## GIVEN PROBLEM
For each line of the data below that holds "semi", copy the line.
• • • • • • •
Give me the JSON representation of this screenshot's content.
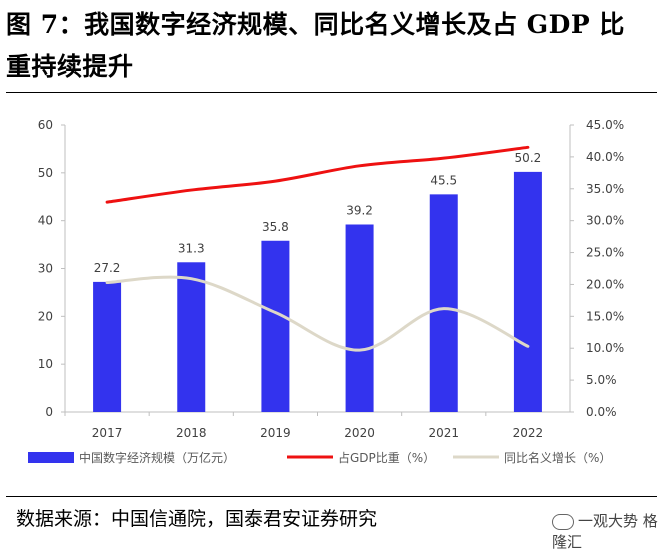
{
  "header": {
    "title_line1": "图 7：我国数字经济规模、同比名义增长及占 GDP 比",
    "title_line2": "重持续提升"
  },
  "footer": {
    "source": "数据来源：中国信通院，国泰君安证券研究",
    "watermark": "一观大势 格隆汇"
  },
  "chart_data": {
    "type": "bar",
    "categories": [
      "2017",
      "2018",
      "2019",
      "2020",
      "2021",
      "2022"
    ],
    "series": [
      {
        "name": "中国数字经济规模（万亿元）",
        "kind": "bar",
        "axis": "left",
        "values": [
          27.2,
          31.3,
          35.8,
          39.2,
          45.5,
          50.2
        ],
        "labels": [
          "27.2",
          "31.3",
          "35.8",
          "39.2",
          "45.5",
          "50.2"
        ],
        "color": "#3333ee"
      },
      {
        "name": "占GDP比重（%）",
        "kind": "line",
        "axis": "right",
        "values": [
          32.9,
          34.8,
          36.2,
          38.6,
          39.8,
          41.5
        ],
        "color": "#ee1111"
      },
      {
        "name": "同比名义增长（%）",
        "kind": "line",
        "axis": "right",
        "values": [
          20.3,
          20.9,
          15.6,
          9.7,
          16.2,
          10.3
        ],
        "color": "#ddd8c8"
      }
    ],
    "y_left": {
      "min": 0,
      "max": 60,
      "ticks": [
        "0",
        "10",
        "20",
        "30",
        "40",
        "50",
        "60"
      ]
    },
    "y_right": {
      "min": 0,
      "max": 45,
      "ticks": [
        "0.0%",
        "5.0%",
        "10.0%",
        "15.0%",
        "20.0%",
        "25.0%",
        "30.0%",
        "35.0%",
        "40.0%",
        "45.0%"
      ]
    },
    "grid": false,
    "legend": "bottom"
  }
}
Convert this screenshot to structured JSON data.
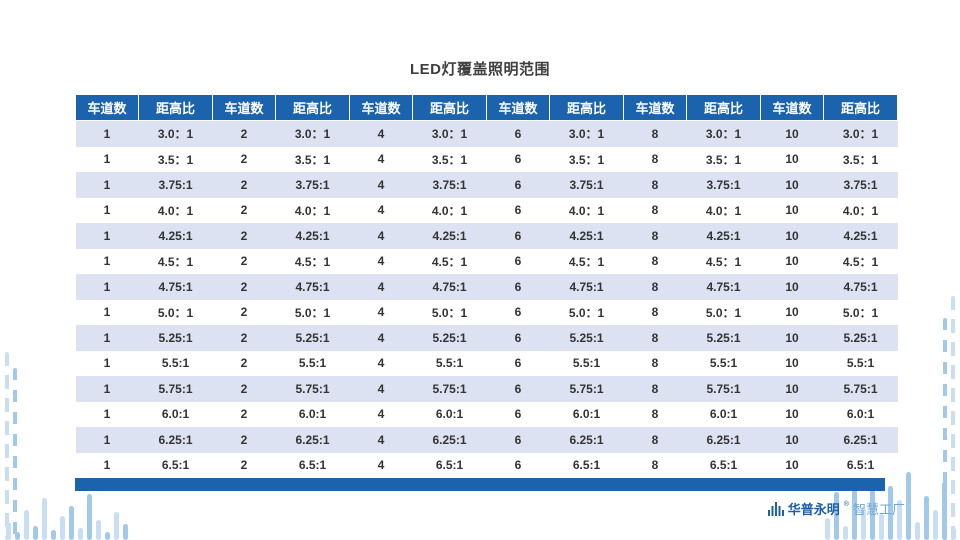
{
  "title": "LED灯覆盖照明范围",
  "table": {
    "headers": [
      "车道数",
      "距高比",
      "车道数",
      "距高比",
      "车道数",
      "距高比",
      "车道数",
      "距高比",
      "车道数",
      "距高比",
      "车道数",
      "距高比"
    ],
    "lanes": [
      "1",
      "2",
      "4",
      "6",
      "8",
      "10"
    ],
    "ratios": [
      "3.0：1",
      "3.5：1",
      "3.75:1",
      "4.0：1",
      "4.25:1",
      "4.5：1",
      "4.75:1",
      "5.0：1",
      "5.25:1",
      "5.5:1",
      "5.75:1",
      "6.0:1",
      "6.25:1",
      "6.5:1"
    ]
  },
  "brand": {
    "name": "华普永明",
    "reg": "®",
    "suffix": "智慧工厂"
  },
  "colors": {
    "header_blue": "#1b63ad",
    "row_shade": "#dce2f1",
    "deco_bar_light": "#cadef3",
    "deco_bar_dark": "#a3c9ea"
  }
}
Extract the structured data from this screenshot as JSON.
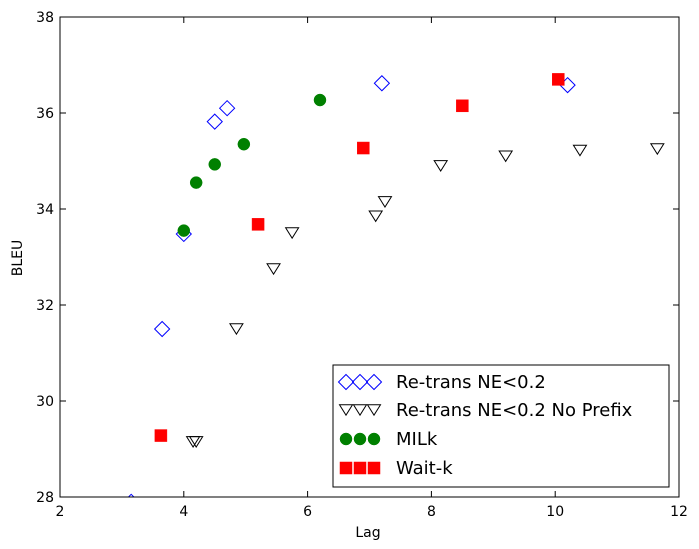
{
  "chart_data": {
    "type": "scatter",
    "xlabel": "Lag",
    "ylabel": "BLEU",
    "xlim": [
      2,
      12
    ],
    "ylim": [
      28,
      38
    ],
    "xticks": [
      2,
      4,
      6,
      8,
      10,
      12
    ],
    "yticks": [
      28,
      30,
      32,
      34,
      36,
      38
    ],
    "grid": false,
    "legend_position": "bottom-right",
    "series": [
      {
        "name": "Re-trans NE<0.2",
        "marker": "diamond-open",
        "color": "#0000ff",
        "points": [
          [
            3.15,
            27.9
          ],
          [
            3.65,
            31.5
          ],
          [
            4.0,
            33.48
          ],
          [
            4.5,
            35.82
          ],
          [
            4.7,
            36.1
          ],
          [
            7.2,
            36.62
          ],
          [
            10.2,
            36.58
          ]
        ]
      },
      {
        "name": "Re-trans NE<0.2 No Prefix",
        "marker": "triangle-down-open",
        "color": "#000000",
        "points": [
          [
            4.15,
            29.15
          ],
          [
            4.2,
            29.15
          ],
          [
            4.85,
            31.5
          ],
          [
            5.45,
            32.75
          ],
          [
            5.75,
            33.5
          ],
          [
            7.1,
            33.85
          ],
          [
            7.25,
            34.15
          ],
          [
            8.15,
            34.9
          ],
          [
            9.2,
            35.1
          ],
          [
            10.4,
            35.22
          ],
          [
            11.65,
            35.25
          ]
        ]
      },
      {
        "name": "MILk",
        "marker": "circle",
        "color": "#008000",
        "points": [
          [
            4.0,
            33.55
          ],
          [
            4.2,
            34.55
          ],
          [
            4.5,
            34.93
          ],
          [
            4.97,
            35.35
          ],
          [
            6.2,
            36.27
          ]
        ]
      },
      {
        "name": "Wait-k",
        "marker": "square",
        "color": "#ff0000",
        "points": [
          [
            3.63,
            29.28
          ],
          [
            5.2,
            33.68
          ],
          [
            6.9,
            35.27
          ],
          [
            8.5,
            36.15
          ],
          [
            10.05,
            36.7
          ]
        ]
      }
    ]
  }
}
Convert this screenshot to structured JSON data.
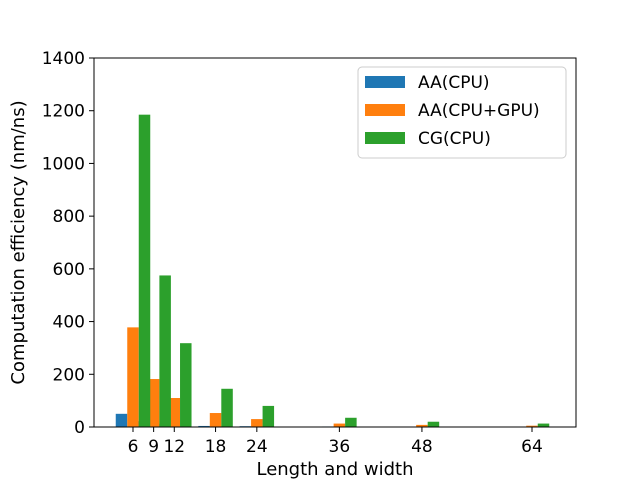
{
  "chart_data": {
    "type": "bar",
    "title": "",
    "xlabel": "Length and width",
    "ylabel": "Computation efficiency (nm/ns)",
    "ylim": [
      0,
      1400
    ],
    "yticks": [
      0,
      200,
      400,
      600,
      800,
      1000,
      1200,
      1400
    ],
    "x_scale": "categorical positioned by value (6, 9, 12, 18, 24, 36, 48, 64)",
    "categories": [
      "6",
      "9",
      "12",
      "18",
      "24",
      "36",
      "48",
      "64"
    ],
    "series": [
      {
        "name": "AA(CPU)",
        "color": "#1f77b4",
        "values": [
          50,
          22,
          12,
          4,
          3,
          2,
          1,
          1
        ]
      },
      {
        "name": "AA(CPU+GPU)",
        "color": "#ff7f0e",
        "values": [
          378,
          182,
          110,
          53,
          30,
          13,
          8,
          5
        ]
      },
      {
        "name": "CG(CPU)",
        "color": "#2ca02c",
        "values": [
          1185,
          575,
          318,
          145,
          80,
          35,
          20,
          13
        ]
      }
    ],
    "legend": {
      "position": "top-right"
    },
    "grid": false
  }
}
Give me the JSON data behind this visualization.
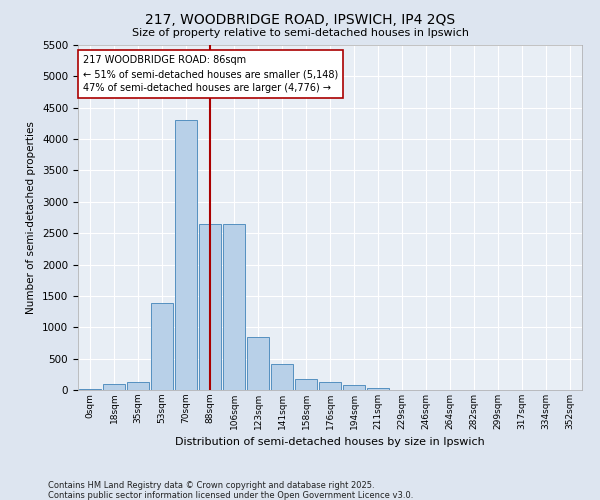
{
  "title1": "217, WOODBRIDGE ROAD, IPSWICH, IP4 2QS",
  "title2": "Size of property relative to semi-detached houses in Ipswich",
  "xlabel": "Distribution of semi-detached houses by size in Ipswich",
  "ylabel": "Number of semi-detached properties",
  "categories": [
    "0sqm",
    "18sqm",
    "35sqm",
    "53sqm",
    "70sqm",
    "88sqm",
    "106sqm",
    "123sqm",
    "141sqm",
    "158sqm",
    "176sqm",
    "194sqm",
    "211sqm",
    "229sqm",
    "246sqm",
    "264sqm",
    "282sqm",
    "299sqm",
    "317sqm",
    "334sqm",
    "352sqm"
  ],
  "values": [
    10,
    100,
    130,
    1380,
    4300,
    2650,
    2650,
    840,
    420,
    170,
    130,
    80,
    30,
    0,
    0,
    0,
    0,
    0,
    0,
    0,
    0
  ],
  "bar_color": "#b8d0e8",
  "bar_edge_color": "#5590c0",
  "vline_color": "#aa0000",
  "vline_x_index": 5,
  "annotation_title": "217 WOODBRIDGE ROAD: 86sqm",
  "annotation_line1": "← 51% of semi-detached houses are smaller (5,148)",
  "annotation_line2": "47% of semi-detached houses are larger (4,776) →",
  "annotation_box_color": "#ffffff",
  "annotation_box_edge": "#aa0000",
  "ylim": [
    0,
    5500
  ],
  "yticks": [
    0,
    500,
    1000,
    1500,
    2000,
    2500,
    3000,
    3500,
    4000,
    4500,
    5000,
    5500
  ],
  "footnote1": "Contains HM Land Registry data © Crown copyright and database right 2025.",
  "footnote2": "Contains public sector information licensed under the Open Government Licence v3.0.",
  "bg_color": "#dde5f0",
  "plot_bg_color": "#e8eef5",
  "grid_color": "#ffffff"
}
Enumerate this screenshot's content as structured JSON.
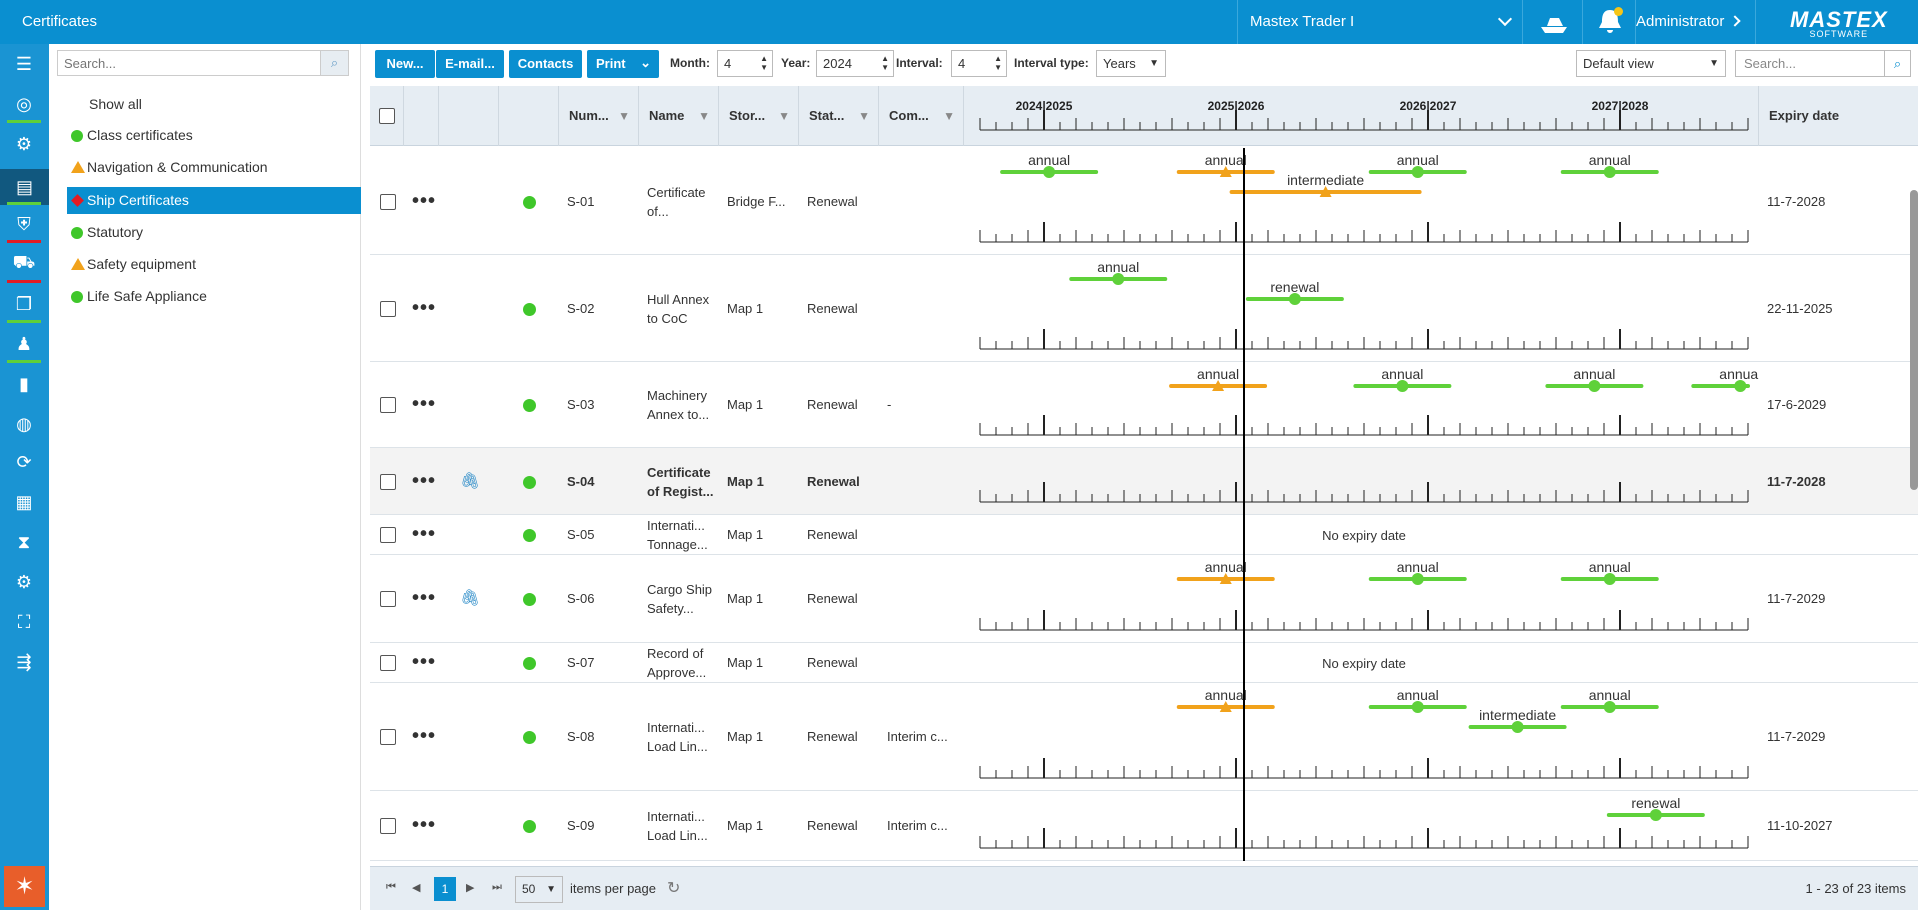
• • • • • • •
## FULL RESPONSE
  "title2": "Size of property relative to semi-detached houses in Ipswich",
  "xlabel": "Distribution of semi-detached houses by size in Ipswich",
  "ylabel": "Number of semi-detached properties",
  "annotation_line1": "← 51% of semi-detached houses are smaller (5,148)",
  "annotation_line2": "47% of semi-detached houses are larger (4,776) →",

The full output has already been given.